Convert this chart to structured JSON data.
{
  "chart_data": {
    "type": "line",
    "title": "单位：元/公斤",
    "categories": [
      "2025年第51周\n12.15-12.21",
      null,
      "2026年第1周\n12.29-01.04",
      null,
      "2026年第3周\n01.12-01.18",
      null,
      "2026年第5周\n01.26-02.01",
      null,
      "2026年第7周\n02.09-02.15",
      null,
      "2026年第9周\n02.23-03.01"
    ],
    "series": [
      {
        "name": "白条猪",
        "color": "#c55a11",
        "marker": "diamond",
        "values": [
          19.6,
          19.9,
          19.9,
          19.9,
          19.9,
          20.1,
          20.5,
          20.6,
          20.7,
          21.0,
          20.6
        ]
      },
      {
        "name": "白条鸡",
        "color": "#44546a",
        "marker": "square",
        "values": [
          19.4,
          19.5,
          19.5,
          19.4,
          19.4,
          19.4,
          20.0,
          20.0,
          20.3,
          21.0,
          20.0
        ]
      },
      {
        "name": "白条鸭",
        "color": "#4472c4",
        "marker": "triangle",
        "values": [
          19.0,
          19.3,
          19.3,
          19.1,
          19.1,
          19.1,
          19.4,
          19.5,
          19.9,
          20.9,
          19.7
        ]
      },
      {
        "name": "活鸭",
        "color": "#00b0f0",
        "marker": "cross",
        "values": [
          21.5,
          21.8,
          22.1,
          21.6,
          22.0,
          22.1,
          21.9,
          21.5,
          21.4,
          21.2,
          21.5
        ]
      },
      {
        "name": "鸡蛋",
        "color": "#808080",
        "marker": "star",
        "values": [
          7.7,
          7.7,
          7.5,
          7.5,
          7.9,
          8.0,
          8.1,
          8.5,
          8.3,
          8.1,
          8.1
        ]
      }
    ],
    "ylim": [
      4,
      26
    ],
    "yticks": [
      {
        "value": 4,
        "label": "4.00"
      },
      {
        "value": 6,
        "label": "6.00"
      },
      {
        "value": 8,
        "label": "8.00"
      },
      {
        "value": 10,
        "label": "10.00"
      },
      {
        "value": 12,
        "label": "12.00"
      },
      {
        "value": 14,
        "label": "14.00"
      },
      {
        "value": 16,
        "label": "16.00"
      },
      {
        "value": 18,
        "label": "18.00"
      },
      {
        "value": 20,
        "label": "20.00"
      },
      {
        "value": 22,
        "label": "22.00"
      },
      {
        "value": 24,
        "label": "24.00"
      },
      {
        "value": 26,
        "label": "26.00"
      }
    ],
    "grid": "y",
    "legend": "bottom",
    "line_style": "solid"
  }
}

# # # #

• _Requirement_
Extract each line of the listing above, copying it word for word.

• _Worked answer_
Convert this chart to structured JSON data.
{
  "chart_data": {
    "type": "line",
    "title": "单位：元/公斤",
    "categories": [
      "2025年第51周\n12.15-12.21",
      null,
      "2026年第1周\n12.29-01.04",
      null,
      "2026年第3周\n01.12-01.18",
      null,
      "2026年第5周\n01.26-02.01",
      null,
      "2026年第7周\n02.09-02.15",
      null,
      "2026年第9周\n02.23-03.01"
    ],
    "series": [
      {
        "name": "白条猪",
        "color": "#c55a11",
        "marker": "diamond",
        "values": [
          19.6,
          19.9,
          19.9,
          19.9,
          19.9,
          20.1,
          20.5,
          20.6,
          20.7,
          21.0,
          20.6
        ]
      },
      {
        "name": "白条鸡",
        "color": "#44546a",
        "marker": "square",
        "values": [
          19.4,
          19.5,
          19.5,
          19.4,
          19.4,
          19.4,
          20.0,
          20.0,
          20.3,
          21.0,
          20.0
        ]
      },
      {
        "name": "白条鸭",
        "color": "#4472c4",
        "marker": "triangle",
        "values": [
          19.0,
          19.3,
          19.3,
          19.1,
          19.1,
          19.1,
          19.4,
          19.5,
          19.9,
          20.9,
          19.7
        ]
      },
      {
        "name": "活鸭",
        "color": "#00b0f0",
        "marker": "cross",
        "values": [
          21.5,
          21.8,
          22.1,
          21.6,
          22.0,
          22.1,
          21.9,
          21.5,
          21.4,
          21.2,
          21.5
        ]
      },
      {
        "name": "鸡蛋",
        "color": "#808080",
        "marker": "star",
        "values": [
          7.7,
          7.7,
          7.5,
          7.5,
          7.9,
          8.0,
          8.1,
          8.5,
          8.3,
          8.1,
          8.1
        ]
      }
    ],
    "ylim": [
      4,
      26
    ],
    "yticks": [
      {
        "value": 4,
        "label": "4.00"
      },
      {
        "value": 6,
        "label": "6.00"
      },
      {
        "value": 8,
        "label": "8.00"
      },
      {
        "value": 10,
        "label": "10.00"
      },
      {
        "value": 12,
        "label": "12.00"
      },
      {
        "value": 14,
        "label": "14.00"
      },
      {
        "value": 16,
        "label": "16.00"
      },
      {
        "value": 18,
        "label": "18.00"
      },
      {
        "value": 20,
        "label": "20.00"
      },
      {
        "value": 22,
        "label": "22.00"
      },
      {
        "value": 24,
        "label": "24.00"
      },
      {
        "value": 26,
        "label": "26.00"
      }
    ],
    "grid": "y",
    "legend": "bottom",
    "line_style": "solid"
  }
}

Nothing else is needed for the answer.